═══ Provided information

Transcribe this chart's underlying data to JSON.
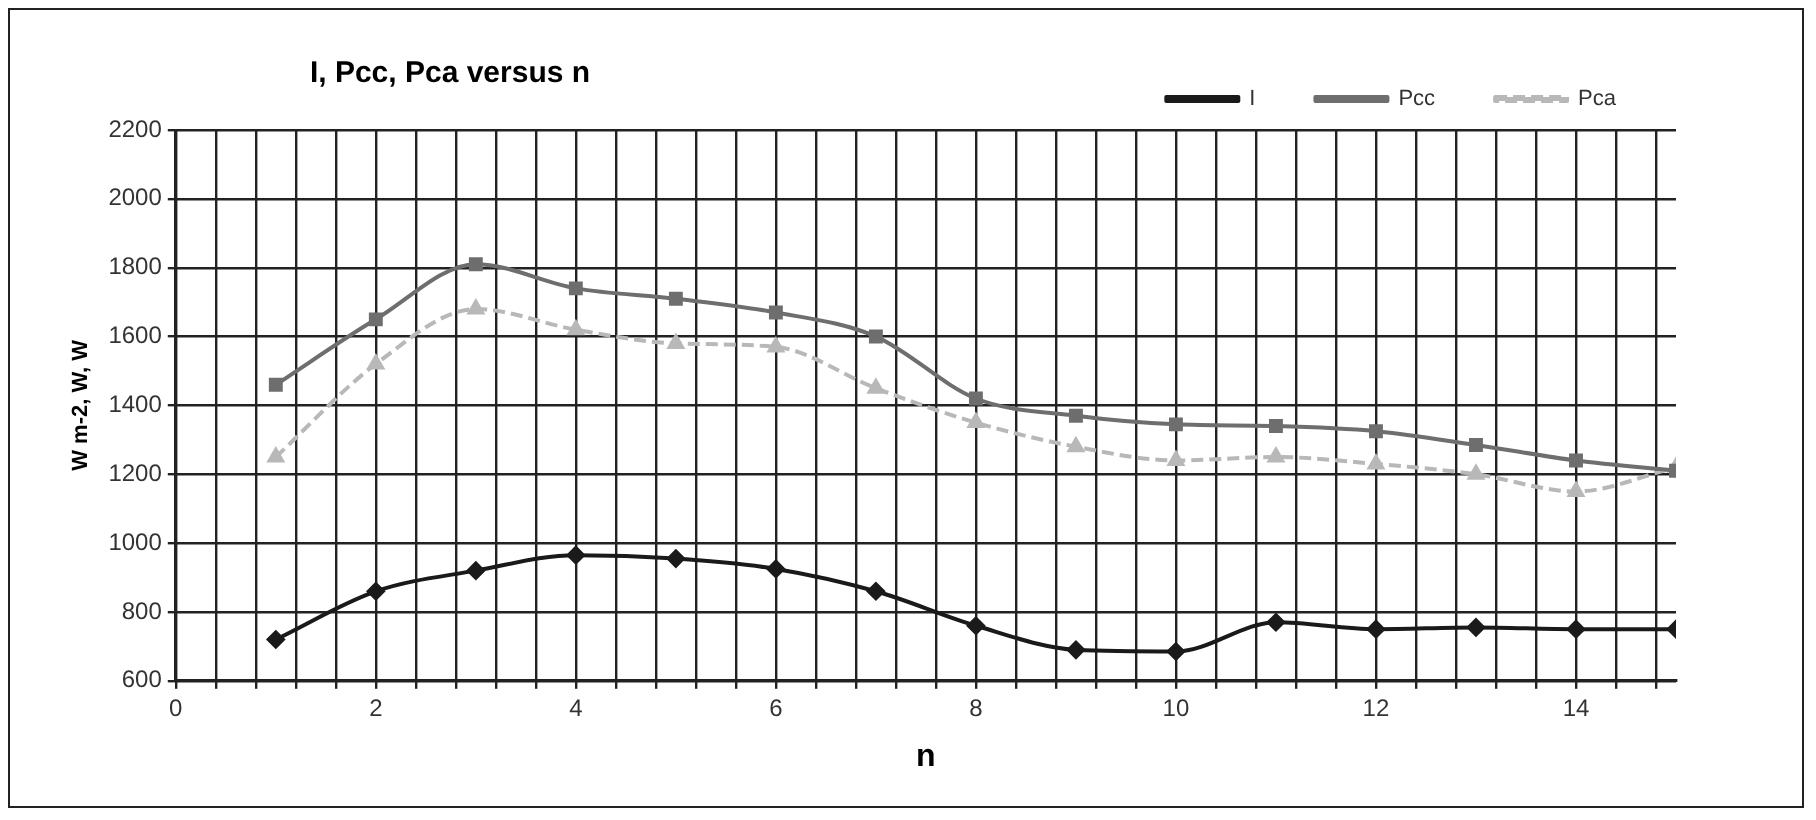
{
  "chart_data": {
    "type": "line",
    "title": "I, Pcc, Pca versus n",
    "xlabel": "n",
    "ylabel": "W m-2, W, W",
    "x": [
      1,
      2,
      3,
      4,
      5,
      6,
      7,
      8,
      9,
      10,
      11,
      12,
      13,
      14,
      15
    ],
    "series": [
      {
        "name": "I",
        "color": "#1a1a1a",
        "marker": "diamond",
        "line_style": "solid",
        "values": [
          720,
          860,
          920,
          965,
          955,
          925,
          860,
          760,
          690,
          685,
          770,
          750,
          755,
          750,
          750
        ]
      },
      {
        "name": "Pcc",
        "color": "#6e6e6e",
        "marker": "square",
        "line_style": "solid",
        "values": [
          1460,
          1650,
          1810,
          1740,
          1710,
          1670,
          1600,
          1420,
          1370,
          1345,
          1340,
          1325,
          1285,
          1240,
          1210
        ]
      },
      {
        "name": "Pca",
        "color": "#b8b8b8",
        "marker": "triangle",
        "line_style": "dashed",
        "values": [
          1250,
          1520,
          1680,
          1620,
          1580,
          1570,
          1450,
          1350,
          1280,
          1240,
          1250,
          1230,
          1200,
          1150,
          1220
        ]
      }
    ],
    "xlim": [
      0,
      15
    ],
    "xticks": [
      0,
      {
        "value": 0.4,
        "label": null
      },
      {
        "value": 0.8,
        "label": null
      },
      {
        "value": 1.2,
        "label": null
      },
      {
        "value": 1.6,
        "label": null
      },
      2,
      {
        "value": 2.4,
        "label": null
      },
      {
        "value": 2.8,
        "label": null
      },
      {
        "value": 3.2,
        "label": null
      },
      {
        "value": 3.6,
        "label": null
      },
      4,
      {
        "value": 4.4,
        "label": null
      },
      {
        "value": 4.8,
        "label": null
      },
      {
        "value": 5.2,
        "label": null
      },
      {
        "value": 5.6,
        "label": null
      },
      6,
      {
        "value": 6.4,
        "label": null
      },
      {
        "value": 6.8,
        "label": null
      },
      {
        "value": 7.2,
        "label": null
      },
      {
        "value": 7.6,
        "label": null
      },
      8,
      {
        "value": 8.4,
        "label": null
      },
      {
        "value": 8.8,
        "label": null
      },
      {
        "value": 9.2,
        "label": null
      },
      {
        "value": 9.6,
        "label": null
      },
      10,
      {
        "value": 10.4,
        "label": null
      },
      {
        "value": 10.8,
        "label": null
      },
      {
        "value": 11.2,
        "label": null
      },
      {
        "value": 11.6,
        "label": null
      },
      12,
      {
        "value": 12.4,
        "label": null
      },
      {
        "value": 12.8,
        "label": null
      },
      {
        "value": 13.2,
        "label": null
      },
      {
        "value": 13.6,
        "label": null
      },
      14,
      {
        "value": 14.4,
        "label": null
      },
      {
        "value": 14.8,
        "label": null
      }
    ],
    "ylim": [
      600,
      2200
    ],
    "yticks": [
      600,
      800,
      1000,
      1200,
      1400,
      1600,
      1800,
      2000,
      2200
    ],
    "grid": true,
    "legend": "top right"
  }
}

══════

### Exercise brief
Retype everything in the material word for word, minus pictures.

### Solution to this problem
Transcribe this chart's underlying data to JSON.
{
  "chart_data": {
    "type": "line",
    "title": "I, Pcc, Pca versus n",
    "xlabel": "n",
    "ylabel": "W m-2, W, W",
    "x": [
      1,
      2,
      3,
      4,
      5,
      6,
      7,
      8,
      9,
      10,
      11,
      12,
      13,
      14,
      15
    ],
    "series": [
      {
        "name": "I",
        "color": "#1a1a1a",
        "marker": "diamond",
        "line_style": "solid",
        "values": [
          720,
          860,
          920,
          965,
          955,
          925,
          860,
          760,
          690,
          685,
          770,
          750,
          755,
          750,
          750
        ]
      },
      {
        "name": "Pcc",
        "color": "#6e6e6e",
        "marker": "square",
        "line_style": "solid",
        "values": [
          1460,
          1650,
          1810,
          1740,
          1710,
          1670,
          1600,
          1420,
          1370,
          1345,
          1340,
          1325,
          1285,
          1240,
          1210
        ]
      },
      {
        "name": "Pca",
        "color": "#b8b8b8",
        "marker": "triangle",
        "line_style": "dashed",
        "values": [
          1250,
          1520,
          1680,
          1620,
          1580,
          1570,
          1450,
          1350,
          1280,
          1240,
          1250,
          1230,
          1200,
          1150,
          1220
        ]
      }
    ],
    "xlim": [
      0,
      15
    ],
    "xticks": [
      0,
      {
        "value": 0.4,
        "label": null
      },
      {
        "value": 0.8,
        "label": null
      },
      {
        "value": 1.2,
        "label": null
      },
      {
        "value": 1.6,
        "label": null
      },
      2,
      {
        "value": 2.4,
        "label": null
      },
      {
        "value": 2.8,
        "label": null
      },
      {
        "value": 3.2,
        "label": null
      },
      {
        "value": 3.6,
        "label": null
      },
      4,
      {
        "value": 4.4,
        "label": null
      },
      {
        "value": 4.8,
        "label": null
      },
      {
        "value": 5.2,
        "label": null
      },
      {
        "value": 5.6,
        "label": null
      },
      6,
      {
        "value": 6.4,
        "label": null
      },
      {
        "value": 6.8,
        "label": null
      },
      {
        "value": 7.2,
        "label": null
      },
      {
        "value": 7.6,
        "label": null
      },
      8,
      {
        "value": 8.4,
        "label": null
      },
      {
        "value": 8.8,
        "label": null
      },
      {
        "value": 9.2,
        "label": null
      },
      {
        "value": 9.6,
        "label": null
      },
      10,
      {
        "value": 10.4,
        "label": null
      },
      {
        "value": 10.8,
        "label": null
      },
      {
        "value": 11.2,
        "label": null
      },
      {
        "value": 11.6,
        "label": null
      },
      12,
      {
        "value": 12.4,
        "label": null
      },
      {
        "value": 12.8,
        "label": null
      },
      {
        "value": 13.2,
        "label": null
      },
      {
        "value": 13.6,
        "label": null
      },
      14,
      {
        "value": 14.4,
        "label": null
      },
      {
        "value": 14.8,
        "label": null
      }
    ],
    "ylim": [
      600,
      2200
    ],
    "yticks": [
      600,
      800,
      1000,
      1200,
      1400,
      1600,
      1800,
      2000,
      2200
    ],
    "grid": true,
    "legend": "top right"
  }
}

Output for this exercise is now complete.